Nigeria’s airline domestic market strongest in Africa-AFRAA

….High fuel cost, MRO challenges hamper region’s carrier growth

The Secretary-General of African Airlines Association (AFRAA) comprising 44 carriers, Abdérahmane Berthé said only Nigeria has a strong domestic market and intercontinental market in the whole of Africa, stressing that he hopes to see Nigeria having an airline which will also cover the continent like the Ethiopian Airlines is doing today.

With over about 12 airlines consisting of Aero Contractors, Azman, Arik, Overland, United Nigeria, Rano, Ibom Air, Dana, Air Peace, Max Air, Nigerian Eagle and Green Africa, Nigeria has the highest number of domestic airlines operating domestic, regional and intercontinental operations with about 12 million domestic passenger traffic annually despite the over 220 million population.

=== Instructions ===
**A)** According to the subheading of the article on Nigeria's airline market, what is holding back the growth of carriers in the region? Answer in one or two sentences.
**B)** Answer these questions from the article on Nigeria's airline market:
(i) How many carriers make up the African Airlines Association?
(ii) Which airline does Berthé name as one that covers the continent today?
(iii) About how much domestic passenger traffic does Nigeria handle each year?
**C)** Carry on writing the article about Nigeria's domestic airline market, starting after its last sentence.

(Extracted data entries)
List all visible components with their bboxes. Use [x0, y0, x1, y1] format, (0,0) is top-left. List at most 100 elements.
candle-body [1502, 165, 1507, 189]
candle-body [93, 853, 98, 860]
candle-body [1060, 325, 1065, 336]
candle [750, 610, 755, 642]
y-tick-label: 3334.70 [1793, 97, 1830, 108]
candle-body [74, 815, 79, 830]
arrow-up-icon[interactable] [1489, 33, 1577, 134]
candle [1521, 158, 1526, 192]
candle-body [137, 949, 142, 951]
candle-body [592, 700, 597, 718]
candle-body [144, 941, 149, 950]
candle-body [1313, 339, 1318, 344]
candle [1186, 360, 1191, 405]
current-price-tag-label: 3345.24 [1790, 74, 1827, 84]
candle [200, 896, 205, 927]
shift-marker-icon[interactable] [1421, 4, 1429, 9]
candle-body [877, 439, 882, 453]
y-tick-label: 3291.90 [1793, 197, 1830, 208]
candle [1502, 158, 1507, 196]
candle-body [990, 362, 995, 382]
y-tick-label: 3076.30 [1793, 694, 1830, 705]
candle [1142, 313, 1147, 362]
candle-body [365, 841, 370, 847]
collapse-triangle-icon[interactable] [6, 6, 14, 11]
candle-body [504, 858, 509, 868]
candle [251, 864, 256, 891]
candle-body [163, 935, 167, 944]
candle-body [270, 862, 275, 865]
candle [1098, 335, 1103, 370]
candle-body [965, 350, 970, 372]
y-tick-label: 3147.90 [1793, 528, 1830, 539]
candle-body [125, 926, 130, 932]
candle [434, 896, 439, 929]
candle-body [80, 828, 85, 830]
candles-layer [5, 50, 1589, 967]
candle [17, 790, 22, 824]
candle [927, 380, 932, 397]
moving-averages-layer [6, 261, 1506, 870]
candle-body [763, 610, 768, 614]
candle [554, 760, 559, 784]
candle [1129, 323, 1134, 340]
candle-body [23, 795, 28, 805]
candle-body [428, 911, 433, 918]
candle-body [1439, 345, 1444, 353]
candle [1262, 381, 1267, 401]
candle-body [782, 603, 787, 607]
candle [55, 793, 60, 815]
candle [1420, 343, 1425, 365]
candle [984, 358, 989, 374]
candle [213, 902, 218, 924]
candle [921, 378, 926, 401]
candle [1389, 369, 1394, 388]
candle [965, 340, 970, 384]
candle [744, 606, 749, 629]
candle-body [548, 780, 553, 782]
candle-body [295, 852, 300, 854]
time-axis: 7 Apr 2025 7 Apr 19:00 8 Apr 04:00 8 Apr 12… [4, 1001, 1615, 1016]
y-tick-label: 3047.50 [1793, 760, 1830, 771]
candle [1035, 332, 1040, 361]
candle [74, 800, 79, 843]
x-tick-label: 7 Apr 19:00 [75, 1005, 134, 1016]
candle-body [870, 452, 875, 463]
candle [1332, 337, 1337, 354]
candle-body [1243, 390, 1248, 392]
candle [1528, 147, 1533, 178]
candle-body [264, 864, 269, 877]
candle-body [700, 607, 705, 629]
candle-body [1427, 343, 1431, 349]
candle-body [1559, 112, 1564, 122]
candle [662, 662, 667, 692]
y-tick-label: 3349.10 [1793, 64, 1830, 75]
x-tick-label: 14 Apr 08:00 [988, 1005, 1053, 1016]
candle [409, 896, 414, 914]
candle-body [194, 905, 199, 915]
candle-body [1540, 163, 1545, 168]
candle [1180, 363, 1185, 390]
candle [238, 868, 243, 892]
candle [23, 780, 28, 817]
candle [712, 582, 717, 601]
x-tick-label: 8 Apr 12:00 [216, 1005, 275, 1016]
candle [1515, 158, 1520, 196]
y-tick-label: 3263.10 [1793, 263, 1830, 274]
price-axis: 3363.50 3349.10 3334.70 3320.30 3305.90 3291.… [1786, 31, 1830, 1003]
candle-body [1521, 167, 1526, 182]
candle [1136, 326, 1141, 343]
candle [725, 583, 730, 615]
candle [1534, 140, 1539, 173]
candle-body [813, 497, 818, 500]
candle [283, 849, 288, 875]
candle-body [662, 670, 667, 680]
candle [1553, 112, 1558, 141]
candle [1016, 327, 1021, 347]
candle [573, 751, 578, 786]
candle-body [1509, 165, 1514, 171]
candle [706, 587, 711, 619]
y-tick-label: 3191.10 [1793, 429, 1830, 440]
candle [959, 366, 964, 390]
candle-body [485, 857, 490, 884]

=== Responses by task ===
**A)** High fuel costs and MRO challenges are hampering the growth of the region's carriers.

**B)**
(i) 44 carriers.
(ii) Ethiopian Airlines.
(iii) About 12 million passengers.

**C)**
Berthe spoke to Aviation Metric on the sidelines of the just concluded MRO Africa convened in Addis Ababa by the Chief Executive Officer of African Aviation Services, Nick Fadugba which brought together airline CEOs along with aviation leaders, decision makers and influencers from Africa, the Middle East and globally to drive the advancement of aviation in Africa collaboratively.

Secretary-General of African Airlines Association (AFRAA), Abderahmane Berthe

He disclosed that Nigeria has the potential to be a top aviation country in Africa and to be a strong player in Central and West Africa by having a hub to connect Africa as well, noting that this would be important for the growth and liberalization of air transport in the region.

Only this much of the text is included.